▸ **OBJECTIVE**:
Scan the entries below for the word "this". Copy each line that has it.

▸ **MATERIAL TO PROCESS**:
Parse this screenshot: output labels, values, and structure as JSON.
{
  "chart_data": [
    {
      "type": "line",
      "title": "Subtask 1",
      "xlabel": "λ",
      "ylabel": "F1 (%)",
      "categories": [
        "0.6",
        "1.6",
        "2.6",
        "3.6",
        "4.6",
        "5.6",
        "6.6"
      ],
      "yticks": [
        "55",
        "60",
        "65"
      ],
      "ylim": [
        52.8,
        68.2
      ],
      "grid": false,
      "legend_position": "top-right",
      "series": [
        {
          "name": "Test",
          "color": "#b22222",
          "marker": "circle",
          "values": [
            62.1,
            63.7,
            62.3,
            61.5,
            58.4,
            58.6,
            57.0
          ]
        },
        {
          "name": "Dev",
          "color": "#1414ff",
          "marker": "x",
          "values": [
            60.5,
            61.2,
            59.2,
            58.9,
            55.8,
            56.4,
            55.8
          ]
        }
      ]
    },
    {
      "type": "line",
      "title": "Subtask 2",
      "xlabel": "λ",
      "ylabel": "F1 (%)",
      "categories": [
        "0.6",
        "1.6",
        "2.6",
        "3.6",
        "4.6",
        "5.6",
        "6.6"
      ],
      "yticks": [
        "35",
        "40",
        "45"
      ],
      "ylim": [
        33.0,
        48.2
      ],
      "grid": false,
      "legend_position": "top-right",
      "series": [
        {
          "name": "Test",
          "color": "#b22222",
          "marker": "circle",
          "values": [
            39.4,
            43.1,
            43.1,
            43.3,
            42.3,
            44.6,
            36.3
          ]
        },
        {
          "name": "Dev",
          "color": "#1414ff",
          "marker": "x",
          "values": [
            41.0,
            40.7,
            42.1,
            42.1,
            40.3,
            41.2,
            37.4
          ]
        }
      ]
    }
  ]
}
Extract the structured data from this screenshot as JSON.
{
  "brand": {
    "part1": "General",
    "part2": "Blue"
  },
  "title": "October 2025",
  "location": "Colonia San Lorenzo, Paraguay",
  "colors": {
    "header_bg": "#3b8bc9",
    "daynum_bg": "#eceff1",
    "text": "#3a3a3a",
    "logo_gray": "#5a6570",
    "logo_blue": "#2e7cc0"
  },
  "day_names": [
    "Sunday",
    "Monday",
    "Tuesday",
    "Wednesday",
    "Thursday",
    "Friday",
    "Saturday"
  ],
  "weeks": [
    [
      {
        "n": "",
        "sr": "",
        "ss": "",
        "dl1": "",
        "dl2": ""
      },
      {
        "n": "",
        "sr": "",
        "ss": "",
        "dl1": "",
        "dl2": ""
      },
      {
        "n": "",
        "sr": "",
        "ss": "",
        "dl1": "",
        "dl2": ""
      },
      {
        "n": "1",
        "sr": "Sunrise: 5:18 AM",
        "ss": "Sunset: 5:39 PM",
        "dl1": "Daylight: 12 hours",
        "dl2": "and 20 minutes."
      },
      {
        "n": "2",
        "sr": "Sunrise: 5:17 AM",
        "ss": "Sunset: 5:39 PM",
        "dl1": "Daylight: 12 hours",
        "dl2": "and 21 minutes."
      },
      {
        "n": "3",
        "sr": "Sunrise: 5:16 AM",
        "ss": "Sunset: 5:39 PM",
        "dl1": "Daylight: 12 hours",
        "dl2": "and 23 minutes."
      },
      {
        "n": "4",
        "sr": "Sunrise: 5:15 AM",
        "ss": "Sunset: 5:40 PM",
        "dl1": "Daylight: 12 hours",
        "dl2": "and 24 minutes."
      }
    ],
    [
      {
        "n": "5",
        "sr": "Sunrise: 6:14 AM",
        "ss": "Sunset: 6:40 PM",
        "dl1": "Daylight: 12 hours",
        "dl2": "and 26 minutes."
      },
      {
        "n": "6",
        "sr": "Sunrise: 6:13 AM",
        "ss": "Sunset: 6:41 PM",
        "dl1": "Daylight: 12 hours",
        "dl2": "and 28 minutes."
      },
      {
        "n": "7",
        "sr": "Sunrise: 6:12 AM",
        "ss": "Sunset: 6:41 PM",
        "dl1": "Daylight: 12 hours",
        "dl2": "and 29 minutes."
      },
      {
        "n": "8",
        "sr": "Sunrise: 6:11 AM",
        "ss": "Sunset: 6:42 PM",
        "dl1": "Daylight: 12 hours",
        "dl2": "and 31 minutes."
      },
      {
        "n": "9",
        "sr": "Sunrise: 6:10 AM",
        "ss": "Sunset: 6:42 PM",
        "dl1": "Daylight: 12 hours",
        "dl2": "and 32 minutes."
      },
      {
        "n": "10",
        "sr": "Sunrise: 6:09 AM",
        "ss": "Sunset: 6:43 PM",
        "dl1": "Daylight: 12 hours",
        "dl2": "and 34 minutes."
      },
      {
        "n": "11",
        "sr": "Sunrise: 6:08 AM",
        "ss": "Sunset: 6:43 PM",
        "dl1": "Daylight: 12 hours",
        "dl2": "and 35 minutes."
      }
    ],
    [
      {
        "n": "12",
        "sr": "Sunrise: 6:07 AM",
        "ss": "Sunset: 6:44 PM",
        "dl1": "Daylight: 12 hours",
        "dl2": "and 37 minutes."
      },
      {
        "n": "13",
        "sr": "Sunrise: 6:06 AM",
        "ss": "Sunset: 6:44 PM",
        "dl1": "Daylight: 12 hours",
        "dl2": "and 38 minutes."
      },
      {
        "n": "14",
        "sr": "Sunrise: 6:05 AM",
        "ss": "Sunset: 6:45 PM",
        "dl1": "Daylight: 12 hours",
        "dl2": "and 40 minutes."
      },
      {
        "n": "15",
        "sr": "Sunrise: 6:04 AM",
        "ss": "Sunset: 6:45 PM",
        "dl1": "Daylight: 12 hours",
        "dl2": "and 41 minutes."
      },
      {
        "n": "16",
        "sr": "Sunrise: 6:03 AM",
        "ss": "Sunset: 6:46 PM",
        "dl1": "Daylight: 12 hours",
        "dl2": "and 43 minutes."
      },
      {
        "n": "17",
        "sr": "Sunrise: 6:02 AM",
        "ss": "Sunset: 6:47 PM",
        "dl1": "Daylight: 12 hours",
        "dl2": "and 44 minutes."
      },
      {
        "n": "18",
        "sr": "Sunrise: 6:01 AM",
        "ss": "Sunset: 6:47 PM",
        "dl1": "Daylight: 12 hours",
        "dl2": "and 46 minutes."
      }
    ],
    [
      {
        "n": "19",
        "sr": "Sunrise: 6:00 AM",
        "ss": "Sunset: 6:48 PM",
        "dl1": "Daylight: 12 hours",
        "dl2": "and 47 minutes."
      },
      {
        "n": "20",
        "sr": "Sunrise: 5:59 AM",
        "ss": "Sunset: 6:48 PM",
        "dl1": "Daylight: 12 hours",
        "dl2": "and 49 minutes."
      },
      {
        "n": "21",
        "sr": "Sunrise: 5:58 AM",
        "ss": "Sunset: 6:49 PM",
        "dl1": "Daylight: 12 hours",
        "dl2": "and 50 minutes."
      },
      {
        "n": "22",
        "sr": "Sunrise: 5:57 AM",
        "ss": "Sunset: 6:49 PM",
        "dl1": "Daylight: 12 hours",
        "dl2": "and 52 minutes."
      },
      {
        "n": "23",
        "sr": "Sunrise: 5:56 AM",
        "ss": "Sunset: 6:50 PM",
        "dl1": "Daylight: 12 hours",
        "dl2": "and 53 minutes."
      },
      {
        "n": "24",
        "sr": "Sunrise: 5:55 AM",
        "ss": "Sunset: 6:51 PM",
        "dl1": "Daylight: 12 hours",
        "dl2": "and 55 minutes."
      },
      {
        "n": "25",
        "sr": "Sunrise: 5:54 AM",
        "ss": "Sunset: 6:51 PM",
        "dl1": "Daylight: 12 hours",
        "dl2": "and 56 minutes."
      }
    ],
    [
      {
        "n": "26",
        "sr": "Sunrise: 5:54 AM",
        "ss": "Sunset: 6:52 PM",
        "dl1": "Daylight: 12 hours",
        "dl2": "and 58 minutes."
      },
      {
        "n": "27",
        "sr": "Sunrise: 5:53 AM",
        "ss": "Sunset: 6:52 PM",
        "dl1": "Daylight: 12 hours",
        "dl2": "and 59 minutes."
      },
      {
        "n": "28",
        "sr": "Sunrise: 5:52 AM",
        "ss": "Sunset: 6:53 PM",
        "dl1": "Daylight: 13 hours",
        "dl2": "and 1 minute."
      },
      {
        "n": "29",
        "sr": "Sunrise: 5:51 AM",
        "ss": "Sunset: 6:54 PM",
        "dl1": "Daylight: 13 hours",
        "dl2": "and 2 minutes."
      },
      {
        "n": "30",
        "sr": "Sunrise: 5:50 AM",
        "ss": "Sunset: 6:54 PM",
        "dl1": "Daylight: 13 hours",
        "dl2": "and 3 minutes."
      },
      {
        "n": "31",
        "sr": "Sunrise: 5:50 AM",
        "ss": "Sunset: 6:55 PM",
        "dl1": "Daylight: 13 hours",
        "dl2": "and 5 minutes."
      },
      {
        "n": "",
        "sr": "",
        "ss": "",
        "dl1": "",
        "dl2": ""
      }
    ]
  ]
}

▸ **EXPECTED OUTPUT**:
Parse this screenshot: output labels, values, and structure as JSON.
Extract the structured data from this screenshot as JSON.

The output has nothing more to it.